# My gerbils have started to bite,how can i stop this???



## sallybennett1

I am a new owner of 3 male gerbils bought from reliable local pet shop. They are housed in a gerbilarium(deep plastic base and cage top) I have been getting them out daily to play in a pen and have numerous toys/tubes/tunnels etc. I am still unable to get the gerbils to come in to my hand so i put a ladder at the cage door so they can come into the pen for playtime. I have had them for just over 2 weeks and the last few days 2 of the 3 have started to bite not just myself but everyone! They are not even biting while handling as like i said before I am unable to handle at present (just not confident enough) They are biting if I put my hand into playpen or if i open the cage door and cup my hands in front of it to encourage them to come out. They are making me really nervous and really need some advice on how to overcome this problem. I did read up on gerbils/gerbil care etc before i became an owner and the gerbils behaviour isn't how i expected from the literature I have read, Please any help or suggestions gratefully received.


----------



## GerbilNik

Hi. Although you say the petshop is reliable it obviously sources Gerbils who are not used to being handled and it's possible from their behaviour they were separated from the parents too early (ie before 8 weeks). 
Here is a link on my website with step by step instructions on how to tame gerbils who bite. There is also a story on there called "Damiens story" which should help give you some hope!

For Gerbils who bite
Gerbils Who Bite « Indy&#039;s Rascals Gerbil Rehome

Damiens story
Damien's Story « Indy&#039;s Rascals Gerbil Rehome

For more information, visit the eGerbil website 
eGerbil | For everything gerbil!


----------



## forgotten~myth

All I can suggest is don't handle them unless they want to and work up to them trusting you. You should let them come to you, perhaps by holding a piece of food in your hand and allowing them to take it without you moving to touch them. Let them decide when they are ready and move awway if they act threatened. Good luck. x


----------

# [TASKS TO CARRY OUT]
1) In the gerbil thread, how many of the three gerbils have started to bite?
2) Reproduce everything in the gerbil thread from "## GerbilNik" down to "you some hope!", substituting "breeder" for "petshop".

# [EXTRACTED RECORDS]
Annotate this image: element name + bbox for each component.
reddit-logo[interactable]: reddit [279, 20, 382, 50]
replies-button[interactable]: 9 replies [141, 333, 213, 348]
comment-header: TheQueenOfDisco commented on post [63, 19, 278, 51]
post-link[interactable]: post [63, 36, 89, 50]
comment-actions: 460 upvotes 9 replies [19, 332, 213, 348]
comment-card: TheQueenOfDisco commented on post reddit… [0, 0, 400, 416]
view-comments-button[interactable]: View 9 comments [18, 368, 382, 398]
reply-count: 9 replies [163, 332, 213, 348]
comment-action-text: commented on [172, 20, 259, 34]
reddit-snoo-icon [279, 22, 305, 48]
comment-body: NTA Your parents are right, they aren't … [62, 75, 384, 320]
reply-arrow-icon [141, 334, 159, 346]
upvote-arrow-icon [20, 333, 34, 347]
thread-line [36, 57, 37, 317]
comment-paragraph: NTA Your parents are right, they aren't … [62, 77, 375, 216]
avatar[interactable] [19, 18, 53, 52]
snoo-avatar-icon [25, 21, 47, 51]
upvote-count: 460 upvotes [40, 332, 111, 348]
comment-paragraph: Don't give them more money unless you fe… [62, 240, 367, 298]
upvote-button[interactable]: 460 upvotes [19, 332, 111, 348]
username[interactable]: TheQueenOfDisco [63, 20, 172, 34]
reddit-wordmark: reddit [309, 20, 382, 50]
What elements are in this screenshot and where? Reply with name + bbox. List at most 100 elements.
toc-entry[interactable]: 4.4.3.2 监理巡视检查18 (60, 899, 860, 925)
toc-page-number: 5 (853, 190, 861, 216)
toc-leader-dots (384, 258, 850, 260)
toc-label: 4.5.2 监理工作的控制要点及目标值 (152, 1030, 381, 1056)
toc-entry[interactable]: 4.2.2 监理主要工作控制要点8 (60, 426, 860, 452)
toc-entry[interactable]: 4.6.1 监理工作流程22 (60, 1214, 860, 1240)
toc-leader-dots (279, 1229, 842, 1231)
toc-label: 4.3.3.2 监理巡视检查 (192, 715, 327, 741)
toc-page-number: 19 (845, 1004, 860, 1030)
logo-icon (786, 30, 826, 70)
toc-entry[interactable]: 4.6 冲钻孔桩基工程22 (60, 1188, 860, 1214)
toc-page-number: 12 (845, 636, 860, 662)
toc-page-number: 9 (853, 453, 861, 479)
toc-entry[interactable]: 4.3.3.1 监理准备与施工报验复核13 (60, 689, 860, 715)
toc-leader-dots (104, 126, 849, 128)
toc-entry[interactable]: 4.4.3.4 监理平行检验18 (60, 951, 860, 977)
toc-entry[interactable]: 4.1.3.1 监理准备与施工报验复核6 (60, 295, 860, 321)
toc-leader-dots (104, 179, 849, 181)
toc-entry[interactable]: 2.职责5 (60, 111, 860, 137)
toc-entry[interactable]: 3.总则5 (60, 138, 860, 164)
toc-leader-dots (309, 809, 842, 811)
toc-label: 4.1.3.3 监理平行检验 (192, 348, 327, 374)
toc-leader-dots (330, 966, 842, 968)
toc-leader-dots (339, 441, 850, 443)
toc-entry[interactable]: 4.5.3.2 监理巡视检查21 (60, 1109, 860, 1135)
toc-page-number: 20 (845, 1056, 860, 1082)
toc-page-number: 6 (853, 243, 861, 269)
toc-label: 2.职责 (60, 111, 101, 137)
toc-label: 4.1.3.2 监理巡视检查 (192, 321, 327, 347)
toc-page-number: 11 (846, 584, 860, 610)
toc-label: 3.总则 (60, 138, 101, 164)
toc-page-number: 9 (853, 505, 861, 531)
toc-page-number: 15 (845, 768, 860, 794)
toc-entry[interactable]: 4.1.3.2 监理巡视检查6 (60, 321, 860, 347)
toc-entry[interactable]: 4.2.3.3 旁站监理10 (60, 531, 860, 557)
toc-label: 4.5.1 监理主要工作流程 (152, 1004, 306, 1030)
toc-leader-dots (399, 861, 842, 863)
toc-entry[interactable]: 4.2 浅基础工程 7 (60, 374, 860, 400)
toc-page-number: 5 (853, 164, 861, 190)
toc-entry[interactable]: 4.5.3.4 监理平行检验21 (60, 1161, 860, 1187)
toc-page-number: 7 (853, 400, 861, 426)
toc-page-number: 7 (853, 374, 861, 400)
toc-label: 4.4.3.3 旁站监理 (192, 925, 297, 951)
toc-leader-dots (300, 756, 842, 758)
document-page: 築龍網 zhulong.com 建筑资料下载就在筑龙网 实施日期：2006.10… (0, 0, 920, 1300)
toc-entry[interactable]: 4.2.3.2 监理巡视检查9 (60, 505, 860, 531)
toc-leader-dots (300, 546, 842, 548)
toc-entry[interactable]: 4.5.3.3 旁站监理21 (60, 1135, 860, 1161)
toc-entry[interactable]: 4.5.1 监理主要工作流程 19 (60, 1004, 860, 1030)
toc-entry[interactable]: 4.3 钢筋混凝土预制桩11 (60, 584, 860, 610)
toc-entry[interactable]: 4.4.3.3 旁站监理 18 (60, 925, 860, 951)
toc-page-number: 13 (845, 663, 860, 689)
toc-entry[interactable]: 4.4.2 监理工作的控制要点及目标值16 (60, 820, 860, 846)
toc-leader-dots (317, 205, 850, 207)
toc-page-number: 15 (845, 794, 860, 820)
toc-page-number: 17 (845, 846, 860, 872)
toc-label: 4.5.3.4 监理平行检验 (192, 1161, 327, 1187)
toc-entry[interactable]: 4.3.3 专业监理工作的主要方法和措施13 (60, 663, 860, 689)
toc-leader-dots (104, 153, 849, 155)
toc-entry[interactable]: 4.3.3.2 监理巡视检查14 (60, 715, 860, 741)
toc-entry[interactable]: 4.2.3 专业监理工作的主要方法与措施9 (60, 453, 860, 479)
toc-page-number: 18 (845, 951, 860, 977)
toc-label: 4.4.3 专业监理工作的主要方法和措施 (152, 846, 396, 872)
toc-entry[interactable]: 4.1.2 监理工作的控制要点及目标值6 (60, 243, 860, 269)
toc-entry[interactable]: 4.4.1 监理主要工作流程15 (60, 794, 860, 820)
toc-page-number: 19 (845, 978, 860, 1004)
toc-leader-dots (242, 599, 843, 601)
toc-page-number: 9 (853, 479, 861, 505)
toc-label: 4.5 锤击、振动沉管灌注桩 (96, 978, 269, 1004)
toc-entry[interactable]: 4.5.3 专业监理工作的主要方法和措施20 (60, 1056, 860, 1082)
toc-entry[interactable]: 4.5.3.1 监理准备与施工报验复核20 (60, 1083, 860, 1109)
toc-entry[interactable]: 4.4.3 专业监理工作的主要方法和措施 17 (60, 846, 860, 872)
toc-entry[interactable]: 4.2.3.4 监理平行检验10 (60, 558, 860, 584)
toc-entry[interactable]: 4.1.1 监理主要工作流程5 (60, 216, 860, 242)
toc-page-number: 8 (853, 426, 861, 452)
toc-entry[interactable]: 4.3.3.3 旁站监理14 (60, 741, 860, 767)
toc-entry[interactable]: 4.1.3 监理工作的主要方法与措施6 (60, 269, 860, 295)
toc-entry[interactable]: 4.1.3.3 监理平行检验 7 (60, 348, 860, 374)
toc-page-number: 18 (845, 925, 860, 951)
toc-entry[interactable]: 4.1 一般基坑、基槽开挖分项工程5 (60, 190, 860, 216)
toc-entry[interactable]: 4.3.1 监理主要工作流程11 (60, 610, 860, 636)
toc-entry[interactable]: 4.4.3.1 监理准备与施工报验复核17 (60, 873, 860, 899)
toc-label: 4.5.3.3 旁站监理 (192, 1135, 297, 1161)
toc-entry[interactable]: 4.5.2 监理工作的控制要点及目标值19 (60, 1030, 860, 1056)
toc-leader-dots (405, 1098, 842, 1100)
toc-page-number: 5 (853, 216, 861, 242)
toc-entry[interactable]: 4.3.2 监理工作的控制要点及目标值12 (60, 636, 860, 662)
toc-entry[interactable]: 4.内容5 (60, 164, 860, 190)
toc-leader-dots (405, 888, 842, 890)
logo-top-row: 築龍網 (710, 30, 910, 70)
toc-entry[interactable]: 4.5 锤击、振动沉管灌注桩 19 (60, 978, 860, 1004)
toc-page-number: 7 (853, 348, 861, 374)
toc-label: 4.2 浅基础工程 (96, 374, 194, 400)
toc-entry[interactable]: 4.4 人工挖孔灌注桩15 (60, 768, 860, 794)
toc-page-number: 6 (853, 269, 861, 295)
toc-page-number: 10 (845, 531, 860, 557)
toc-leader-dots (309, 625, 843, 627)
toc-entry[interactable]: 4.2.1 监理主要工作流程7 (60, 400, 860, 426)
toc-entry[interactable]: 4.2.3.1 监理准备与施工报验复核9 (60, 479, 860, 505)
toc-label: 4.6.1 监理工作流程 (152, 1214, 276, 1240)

# [RESULTS OF THE EXERCISE]
1) Two of the three.

2)
## GerbilNik

Hi. Although you say the breeder is reliable it obviously sources Gerbils who are not used to being handled and it's possible from their behaviour they were separated from the parents too early (ie before 8 weeks). 
Here is a link on my website with step by step instructions on how to tame gerbils who bite. There is also a story on there called "Damiens story" which should help give you some hope!